● **Exercise brief**: Filter the data for lines with the word "сооружений", then copy every line so identified.

● **Exercise materials**:
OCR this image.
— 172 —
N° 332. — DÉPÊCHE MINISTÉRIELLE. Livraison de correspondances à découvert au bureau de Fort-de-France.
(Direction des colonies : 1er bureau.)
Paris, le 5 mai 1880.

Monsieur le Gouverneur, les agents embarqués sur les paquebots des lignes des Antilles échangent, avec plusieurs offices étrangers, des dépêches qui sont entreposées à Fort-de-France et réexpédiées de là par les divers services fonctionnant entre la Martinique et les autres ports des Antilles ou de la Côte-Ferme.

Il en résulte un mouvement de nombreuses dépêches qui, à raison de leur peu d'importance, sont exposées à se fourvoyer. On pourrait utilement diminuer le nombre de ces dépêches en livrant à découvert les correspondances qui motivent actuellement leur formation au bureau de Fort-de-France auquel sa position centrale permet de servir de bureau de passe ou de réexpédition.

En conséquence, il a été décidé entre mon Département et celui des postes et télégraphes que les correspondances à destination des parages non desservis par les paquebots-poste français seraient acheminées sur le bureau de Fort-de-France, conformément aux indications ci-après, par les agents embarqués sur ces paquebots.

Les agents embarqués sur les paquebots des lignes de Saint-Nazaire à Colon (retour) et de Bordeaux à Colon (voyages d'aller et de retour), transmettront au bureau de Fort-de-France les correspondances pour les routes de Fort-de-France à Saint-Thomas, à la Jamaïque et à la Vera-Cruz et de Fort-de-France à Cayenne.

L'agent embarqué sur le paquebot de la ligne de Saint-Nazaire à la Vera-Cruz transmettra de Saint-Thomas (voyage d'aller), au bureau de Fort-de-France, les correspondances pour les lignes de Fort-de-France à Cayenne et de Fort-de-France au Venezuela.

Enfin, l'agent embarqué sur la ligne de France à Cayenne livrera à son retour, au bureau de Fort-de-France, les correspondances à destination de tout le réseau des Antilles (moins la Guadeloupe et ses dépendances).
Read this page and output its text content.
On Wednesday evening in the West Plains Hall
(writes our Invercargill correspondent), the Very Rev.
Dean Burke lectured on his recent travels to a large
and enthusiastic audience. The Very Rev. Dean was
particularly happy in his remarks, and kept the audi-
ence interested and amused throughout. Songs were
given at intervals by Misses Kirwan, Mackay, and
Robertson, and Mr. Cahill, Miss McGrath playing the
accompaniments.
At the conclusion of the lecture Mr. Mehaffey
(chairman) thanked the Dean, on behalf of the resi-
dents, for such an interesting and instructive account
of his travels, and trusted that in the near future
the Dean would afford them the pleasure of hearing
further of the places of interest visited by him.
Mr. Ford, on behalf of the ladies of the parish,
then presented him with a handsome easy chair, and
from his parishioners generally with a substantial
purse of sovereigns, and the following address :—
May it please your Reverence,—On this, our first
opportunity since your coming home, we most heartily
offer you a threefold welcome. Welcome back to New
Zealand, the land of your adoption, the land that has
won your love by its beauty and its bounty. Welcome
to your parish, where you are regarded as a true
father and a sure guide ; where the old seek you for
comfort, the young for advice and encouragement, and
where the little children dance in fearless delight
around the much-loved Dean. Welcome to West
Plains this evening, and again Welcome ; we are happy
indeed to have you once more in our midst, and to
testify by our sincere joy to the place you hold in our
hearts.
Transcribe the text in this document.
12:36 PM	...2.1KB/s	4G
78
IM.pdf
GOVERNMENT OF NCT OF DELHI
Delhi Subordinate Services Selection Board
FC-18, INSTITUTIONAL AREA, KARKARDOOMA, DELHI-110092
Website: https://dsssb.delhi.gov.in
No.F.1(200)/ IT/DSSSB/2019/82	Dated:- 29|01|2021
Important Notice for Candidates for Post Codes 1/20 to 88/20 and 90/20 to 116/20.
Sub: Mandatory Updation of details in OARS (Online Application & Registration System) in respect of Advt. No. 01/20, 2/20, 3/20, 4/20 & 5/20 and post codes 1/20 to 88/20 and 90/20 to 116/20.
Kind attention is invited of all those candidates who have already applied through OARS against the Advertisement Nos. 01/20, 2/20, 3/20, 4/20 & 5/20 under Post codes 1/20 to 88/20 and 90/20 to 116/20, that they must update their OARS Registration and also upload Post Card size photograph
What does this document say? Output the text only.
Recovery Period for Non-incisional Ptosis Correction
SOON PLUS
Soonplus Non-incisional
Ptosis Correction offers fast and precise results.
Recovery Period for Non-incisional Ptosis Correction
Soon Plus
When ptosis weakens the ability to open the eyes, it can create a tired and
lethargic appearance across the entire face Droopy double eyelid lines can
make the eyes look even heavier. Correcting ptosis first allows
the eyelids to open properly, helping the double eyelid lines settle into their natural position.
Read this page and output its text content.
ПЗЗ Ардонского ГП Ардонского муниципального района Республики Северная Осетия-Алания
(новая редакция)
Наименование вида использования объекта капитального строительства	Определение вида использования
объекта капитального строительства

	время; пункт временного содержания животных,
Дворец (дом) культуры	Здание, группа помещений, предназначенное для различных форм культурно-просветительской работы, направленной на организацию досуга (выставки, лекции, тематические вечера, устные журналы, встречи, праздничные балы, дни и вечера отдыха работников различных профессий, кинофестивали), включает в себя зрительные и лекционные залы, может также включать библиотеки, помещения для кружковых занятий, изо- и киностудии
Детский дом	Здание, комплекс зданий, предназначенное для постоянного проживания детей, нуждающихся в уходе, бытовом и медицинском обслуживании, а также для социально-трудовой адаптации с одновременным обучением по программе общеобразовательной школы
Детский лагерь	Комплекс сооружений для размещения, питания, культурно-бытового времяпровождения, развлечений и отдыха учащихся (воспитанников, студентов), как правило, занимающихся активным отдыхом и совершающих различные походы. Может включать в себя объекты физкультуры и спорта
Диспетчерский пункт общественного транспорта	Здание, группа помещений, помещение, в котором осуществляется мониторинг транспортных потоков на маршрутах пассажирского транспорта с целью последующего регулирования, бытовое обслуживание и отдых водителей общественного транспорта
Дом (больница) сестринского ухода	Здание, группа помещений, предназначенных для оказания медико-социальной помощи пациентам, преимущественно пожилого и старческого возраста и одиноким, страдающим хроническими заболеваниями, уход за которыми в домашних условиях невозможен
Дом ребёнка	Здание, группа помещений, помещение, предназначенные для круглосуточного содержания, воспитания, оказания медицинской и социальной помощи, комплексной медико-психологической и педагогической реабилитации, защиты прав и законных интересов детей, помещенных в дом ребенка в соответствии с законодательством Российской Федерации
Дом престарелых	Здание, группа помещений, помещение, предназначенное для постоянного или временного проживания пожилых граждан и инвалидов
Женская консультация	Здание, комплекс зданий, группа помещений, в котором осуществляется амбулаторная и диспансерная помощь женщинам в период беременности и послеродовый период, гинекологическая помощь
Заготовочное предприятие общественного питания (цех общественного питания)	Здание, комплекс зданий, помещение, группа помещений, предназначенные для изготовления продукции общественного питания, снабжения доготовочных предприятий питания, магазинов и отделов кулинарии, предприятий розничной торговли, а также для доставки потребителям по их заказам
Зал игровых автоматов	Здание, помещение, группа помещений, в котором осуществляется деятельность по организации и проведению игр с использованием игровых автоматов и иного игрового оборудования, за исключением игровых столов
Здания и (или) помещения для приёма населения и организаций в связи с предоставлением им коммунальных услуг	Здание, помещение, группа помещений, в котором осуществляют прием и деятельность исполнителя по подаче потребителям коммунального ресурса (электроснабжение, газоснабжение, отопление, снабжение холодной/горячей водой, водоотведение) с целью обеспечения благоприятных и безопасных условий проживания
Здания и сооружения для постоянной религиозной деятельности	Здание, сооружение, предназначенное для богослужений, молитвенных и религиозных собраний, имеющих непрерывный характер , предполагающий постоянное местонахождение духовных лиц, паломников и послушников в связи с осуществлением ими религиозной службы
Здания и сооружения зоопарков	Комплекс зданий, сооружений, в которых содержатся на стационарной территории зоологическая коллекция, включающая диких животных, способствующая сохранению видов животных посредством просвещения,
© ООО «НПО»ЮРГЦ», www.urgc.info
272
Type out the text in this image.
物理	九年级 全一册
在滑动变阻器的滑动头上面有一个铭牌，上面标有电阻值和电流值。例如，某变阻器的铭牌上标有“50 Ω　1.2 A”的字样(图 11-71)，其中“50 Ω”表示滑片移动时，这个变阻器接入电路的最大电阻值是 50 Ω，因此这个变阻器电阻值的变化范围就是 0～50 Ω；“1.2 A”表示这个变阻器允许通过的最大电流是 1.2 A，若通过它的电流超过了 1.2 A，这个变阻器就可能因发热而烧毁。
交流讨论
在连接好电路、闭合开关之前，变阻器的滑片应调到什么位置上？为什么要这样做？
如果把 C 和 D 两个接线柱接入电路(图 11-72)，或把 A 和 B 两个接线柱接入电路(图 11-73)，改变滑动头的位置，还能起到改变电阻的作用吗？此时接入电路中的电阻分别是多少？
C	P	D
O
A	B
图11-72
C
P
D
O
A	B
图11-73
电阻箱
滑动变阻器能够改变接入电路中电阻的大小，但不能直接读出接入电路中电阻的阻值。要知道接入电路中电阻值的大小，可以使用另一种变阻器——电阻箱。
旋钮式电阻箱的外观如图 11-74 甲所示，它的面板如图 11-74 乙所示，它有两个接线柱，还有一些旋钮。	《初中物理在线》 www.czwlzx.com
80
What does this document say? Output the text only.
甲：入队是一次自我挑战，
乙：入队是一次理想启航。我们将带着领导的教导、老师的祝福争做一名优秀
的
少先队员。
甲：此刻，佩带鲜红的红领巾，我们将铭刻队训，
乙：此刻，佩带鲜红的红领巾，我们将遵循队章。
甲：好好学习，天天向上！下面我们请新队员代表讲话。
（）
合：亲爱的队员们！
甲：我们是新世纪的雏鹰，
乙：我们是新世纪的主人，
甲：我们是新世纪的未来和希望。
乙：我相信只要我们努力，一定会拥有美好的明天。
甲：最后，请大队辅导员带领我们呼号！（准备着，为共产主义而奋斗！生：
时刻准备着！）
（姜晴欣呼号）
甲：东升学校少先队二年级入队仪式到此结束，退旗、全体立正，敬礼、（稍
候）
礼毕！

● **Output of the exercise**:
Детский лагерь	Комплекс сооружений для размещения, питания, культурно-бытового времяпровождения, развлечений и отдыха учащихся (воспитанников, студентов), как правило, занимающихся активным отдыхом и совершающих различные походы. Может включать в себя объекты физкультуры и спорта
Здания и сооружения зоопарков	Комплекс зданий, сооружений, в которых содержатся на стационарной территории зоологическая коллекция, включающая диких животных, способствующая сохранению видов животных посредством просвещения,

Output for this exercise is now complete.